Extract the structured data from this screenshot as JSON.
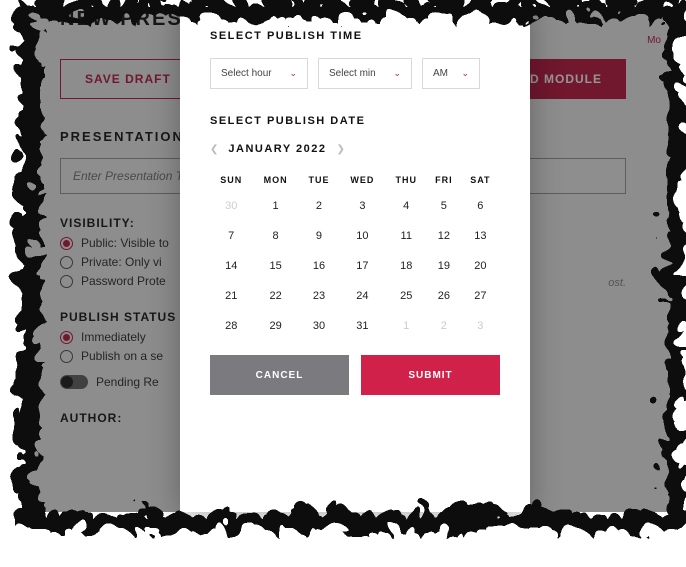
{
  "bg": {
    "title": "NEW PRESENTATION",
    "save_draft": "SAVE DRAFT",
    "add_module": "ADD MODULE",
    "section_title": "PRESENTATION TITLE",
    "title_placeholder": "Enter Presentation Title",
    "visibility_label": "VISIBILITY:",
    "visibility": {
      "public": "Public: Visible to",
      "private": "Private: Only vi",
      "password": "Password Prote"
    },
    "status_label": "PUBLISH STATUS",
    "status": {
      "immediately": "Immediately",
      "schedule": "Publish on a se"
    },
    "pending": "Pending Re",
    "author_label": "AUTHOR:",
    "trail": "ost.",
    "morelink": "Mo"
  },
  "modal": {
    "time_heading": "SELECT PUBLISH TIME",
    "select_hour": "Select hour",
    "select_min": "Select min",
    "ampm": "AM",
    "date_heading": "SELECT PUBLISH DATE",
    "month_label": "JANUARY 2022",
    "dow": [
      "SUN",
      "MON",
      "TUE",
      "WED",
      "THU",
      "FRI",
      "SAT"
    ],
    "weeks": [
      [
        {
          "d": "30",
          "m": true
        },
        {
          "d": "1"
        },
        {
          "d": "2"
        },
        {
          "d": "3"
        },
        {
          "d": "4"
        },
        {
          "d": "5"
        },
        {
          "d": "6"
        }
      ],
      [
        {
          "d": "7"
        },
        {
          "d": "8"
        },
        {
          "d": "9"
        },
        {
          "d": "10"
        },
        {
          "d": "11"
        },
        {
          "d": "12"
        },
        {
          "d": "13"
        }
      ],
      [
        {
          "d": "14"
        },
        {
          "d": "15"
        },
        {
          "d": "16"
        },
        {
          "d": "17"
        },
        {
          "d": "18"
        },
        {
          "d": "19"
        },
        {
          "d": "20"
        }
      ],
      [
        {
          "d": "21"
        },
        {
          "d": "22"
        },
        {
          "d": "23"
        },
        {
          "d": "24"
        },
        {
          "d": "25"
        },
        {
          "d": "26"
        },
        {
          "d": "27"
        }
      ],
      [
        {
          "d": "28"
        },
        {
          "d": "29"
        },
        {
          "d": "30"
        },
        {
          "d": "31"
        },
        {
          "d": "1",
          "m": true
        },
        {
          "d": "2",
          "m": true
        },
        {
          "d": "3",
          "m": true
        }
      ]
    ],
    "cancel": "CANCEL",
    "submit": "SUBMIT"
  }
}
...
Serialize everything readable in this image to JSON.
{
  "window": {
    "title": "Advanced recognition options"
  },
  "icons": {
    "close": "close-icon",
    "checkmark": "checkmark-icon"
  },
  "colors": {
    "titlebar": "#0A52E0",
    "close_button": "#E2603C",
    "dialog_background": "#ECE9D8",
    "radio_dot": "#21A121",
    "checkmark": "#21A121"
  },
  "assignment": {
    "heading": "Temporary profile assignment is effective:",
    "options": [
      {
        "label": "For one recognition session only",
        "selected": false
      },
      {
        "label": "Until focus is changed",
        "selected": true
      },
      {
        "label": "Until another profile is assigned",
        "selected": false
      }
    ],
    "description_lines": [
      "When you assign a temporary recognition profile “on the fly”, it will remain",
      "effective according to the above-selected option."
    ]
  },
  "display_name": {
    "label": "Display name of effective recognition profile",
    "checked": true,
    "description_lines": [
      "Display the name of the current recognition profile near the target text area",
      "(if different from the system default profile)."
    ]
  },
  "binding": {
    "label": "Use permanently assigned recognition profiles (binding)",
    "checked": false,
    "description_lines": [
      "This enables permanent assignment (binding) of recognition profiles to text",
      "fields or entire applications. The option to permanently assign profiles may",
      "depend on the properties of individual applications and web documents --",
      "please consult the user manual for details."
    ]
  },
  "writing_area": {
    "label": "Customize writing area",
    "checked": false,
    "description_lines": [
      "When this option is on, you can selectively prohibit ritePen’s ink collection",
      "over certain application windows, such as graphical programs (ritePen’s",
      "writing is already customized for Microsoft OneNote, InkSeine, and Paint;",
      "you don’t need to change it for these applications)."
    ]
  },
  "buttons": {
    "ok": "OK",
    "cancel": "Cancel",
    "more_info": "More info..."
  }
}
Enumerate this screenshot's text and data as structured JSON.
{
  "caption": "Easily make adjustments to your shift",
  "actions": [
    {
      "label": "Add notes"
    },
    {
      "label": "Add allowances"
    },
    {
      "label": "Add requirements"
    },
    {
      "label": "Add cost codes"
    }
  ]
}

● **What the task requires**
Look through the entries above for the word "effective". Copy every line where it shows up.

● **Answer for this exercise**
    "heading": "Temporary profile assignment is effective:",
      "effective according to the above-selected option."
    "label": "Display name of effective recognition profile",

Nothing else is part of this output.